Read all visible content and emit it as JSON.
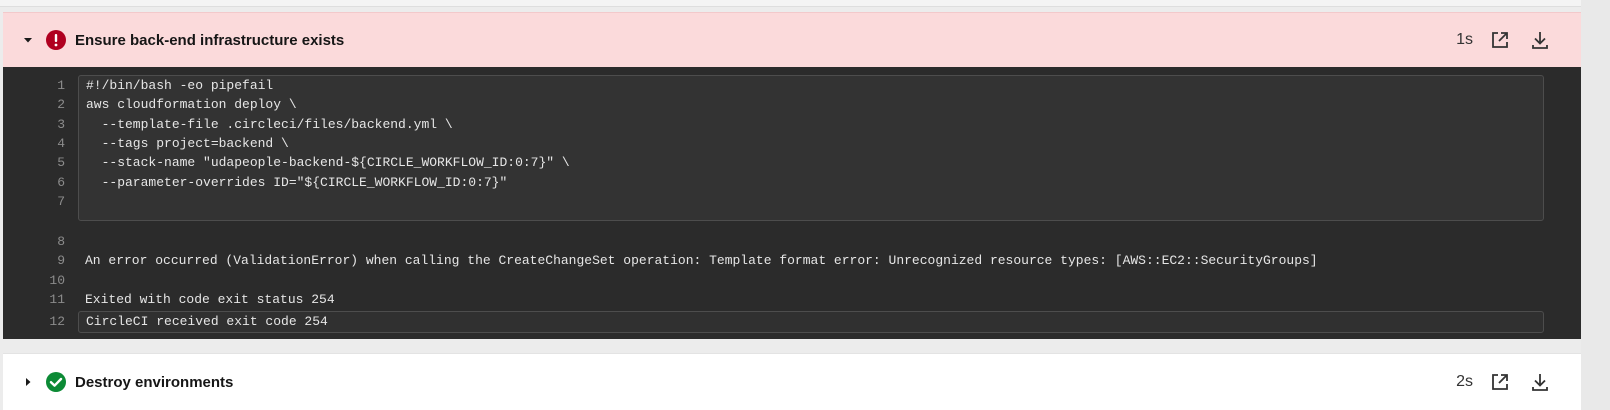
{
  "steps": [
    {
      "title": "Ensure back-end infrastructure exists",
      "status": "failed",
      "duration": "1s",
      "status_color": "#b00020",
      "expanded": true,
      "icons": {
        "caret": "chevron-down-icon",
        "status": "error-icon",
        "open": "open-in-new-icon",
        "download": "download-icon"
      }
    },
    {
      "title": "Destroy environments",
      "status": "success",
      "duration": "2s",
      "status_color": "#0c8a35",
      "expanded": false,
      "icons": {
        "caret": "chevron-right-icon",
        "status": "check-circle-icon",
        "open": "open-in-new-icon",
        "download": "download-icon"
      }
    }
  ],
  "output": {
    "lines": [
      {
        "n": "1",
        "text": "#!/bin/bash -eo pipefail"
      },
      {
        "n": "2",
        "text": "aws cloudformation deploy \\"
      },
      {
        "n": "3",
        "text": "  --template-file .circleci/files/backend.yml \\"
      },
      {
        "n": "4",
        "text": "  --tags project=backend \\"
      },
      {
        "n": "5",
        "text": "  --stack-name \"udapeople-backend-${CIRCLE_WORKFLOW_ID:0:7}\" \\"
      },
      {
        "n": "6",
        "text": "  --parameter-overrides ID=\"${CIRCLE_WORKFLOW_ID:0:7}\""
      },
      {
        "n": "7",
        "text": ""
      },
      {
        "n": "8",
        "text": ""
      },
      {
        "n": "9",
        "text": "An error occurred (ValidationError) when calling the CreateChangeSet operation: Template format error: Unrecognized resource types: [AWS::EC2::SecurityGroups]"
      },
      {
        "n": "10",
        "text": ""
      },
      {
        "n": "11",
        "text": "Exited with code exit status 254"
      },
      {
        "n": "12",
        "text": "CircleCI received exit code 254"
      }
    ]
  }
}
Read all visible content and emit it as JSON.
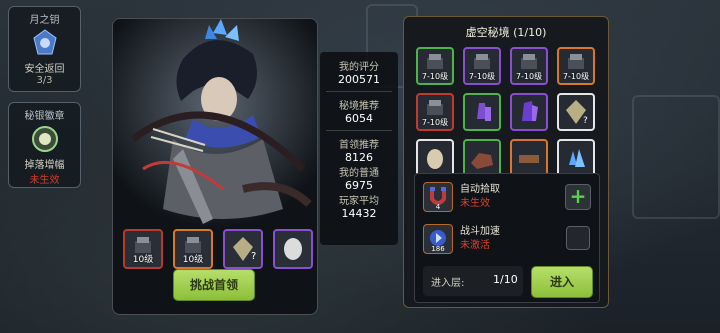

+ + +

Exercise brief
Reproduce the entries above without change, omitting all pictures.

Expected answer
Read all visible content and emit it as JSON.
{
  "steps": [
    {
      "title": "Ensure back-end infrastructure exists",
      "status": "failed",
      "duration": "1s",
      "status_color": "#b00020",
      "expanded": true,
      "icons": {
        "caret": "chevron-down-icon",
        "status": "error-icon",
        "open": "open-in-new-icon",
        "download": "download-icon"
      }
    },
    {
      "title": "Destroy environments",
      "status": "success",
      "duration": "2s",
      "status_color": "#0c8a35",
      "expanded": false,
      "icons": {
        "caret": "chevron-right-icon",
        "status": "check-circle-icon",
        "open": "open-in-new-icon",
        "download": "download-icon"
      }
    }
  ],
  "output": {
    "lines": [
      {
        "n": "1",
        "text": "#!/bin/bash -eo pipefail"
      },
      {
        "n": "2",
        "text": "aws cloudformation deploy \\"
      },
      {
        "n": "3",
        "text": "  --template-file .circleci/files/backend.yml \\"
      },
      {
        "n": "4",
        "text": "  --tags project=backend \\"
      },
      {
        "n": "5",
        "text": "  --stack-name \"udapeople-backend-${CIRCLE_WORKFLOW_ID:0:7}\" \\"
      },
      {
        "n": "6",
        "text": "  --parameter-overrides ID=\"${CIRCLE_WORKFLOW_ID:0:7}\""
      },
      {
        "n": "7",
        "text": ""
      },
      {
        "n": "8",
        "text": ""
      },
      {
        "n": "9",
        "text": "An error occurred (ValidationError) when calling the CreateChangeSet operation: Template format error: Unrecognized resource types: [AWS::EC2::SecurityGroups]"
      },
      {
        "n": "10",
        "text": ""
      },
      {
        "n": "11",
        "text": "Exited with code exit status 254"
      },
      {
        "n": "12",
        "text": "CircleCI received exit code 254"
      }
    ]
  }
}
Read all visible content and emit it as JSON.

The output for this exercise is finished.